El vacio como echo.

En esa larga búsqueda de los componentes últimos de la naturaleza, el vacío ha ido ganando protagonismo. Pero ese vacío no es sólo un componente de la realidad, yuxtapuesto a otra cosa –la materia– que sería el no-vacío.

La revolución teórica y práctica sufrida por las ciencias físicas en este siglo ha mostrado que la separación entre materia y no-materia (vacío) no es un límite insalvable, que la relación entre ambos términos es profunda. Por una parte, Einstein nos enseñó que la masa podía transformarse en energía (según la famosa ecuación E=mc2); por otra parte, la mecánica cuántica condujo al modelo del comportamiento dual onda / partícula. Los dos lados de la realidad dejaron, pues, de ser compartimentos estancos.

Datos proporcionados
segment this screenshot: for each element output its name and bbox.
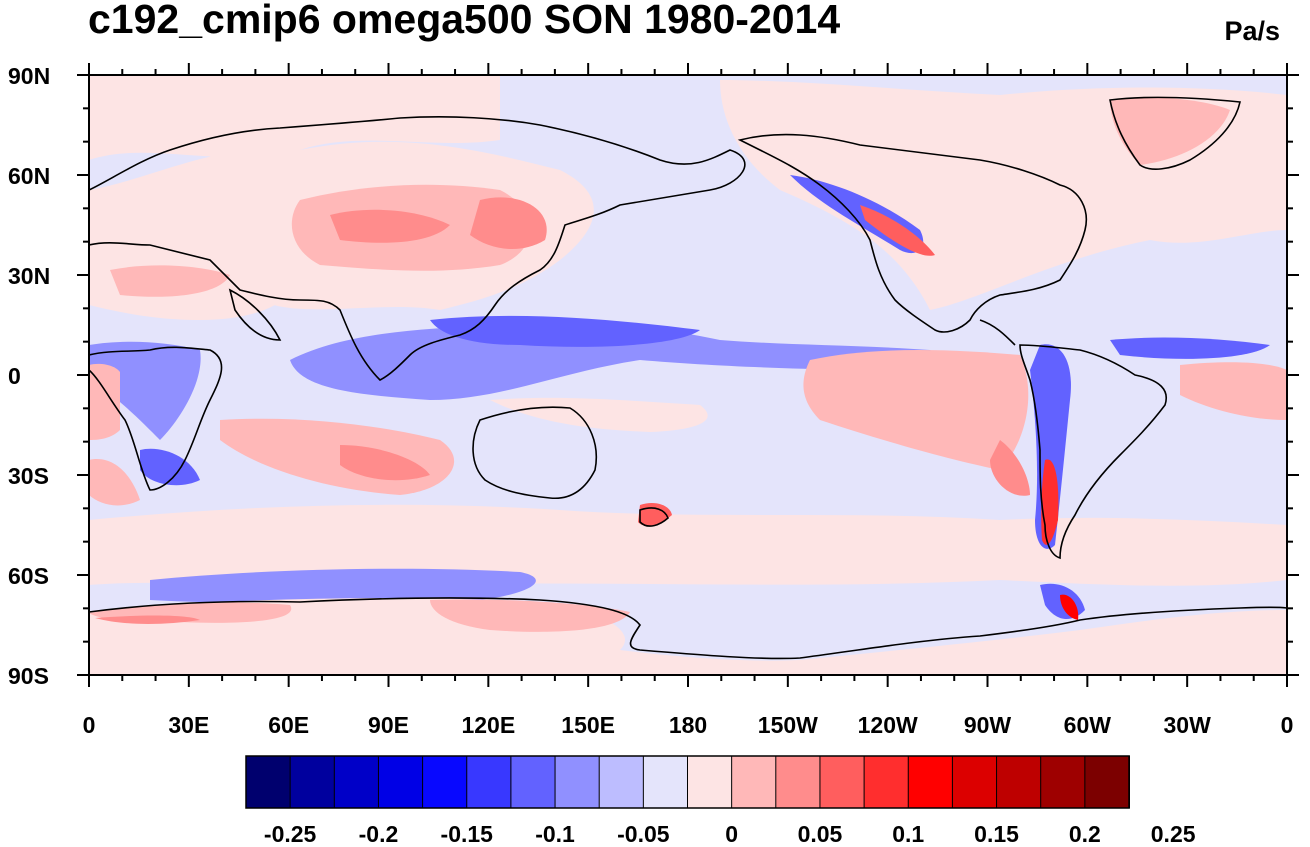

Tarea planteada
Transcribe sin cambios el pasaje del texto sobre el vacío que comienza en las palabras "El vacio como" y termina después de "sería el no-vacío.".

Resultado del ejercicio
El vacio como echo.

En esa larga búsqueda de los componentes últimos de la naturaleza, el vacío ha ido ganando protagonismo. Pero ese vacío no es sólo un componente de la realidad, yuxtapuesto a otra cosa –la materia– que sería el no-vacío.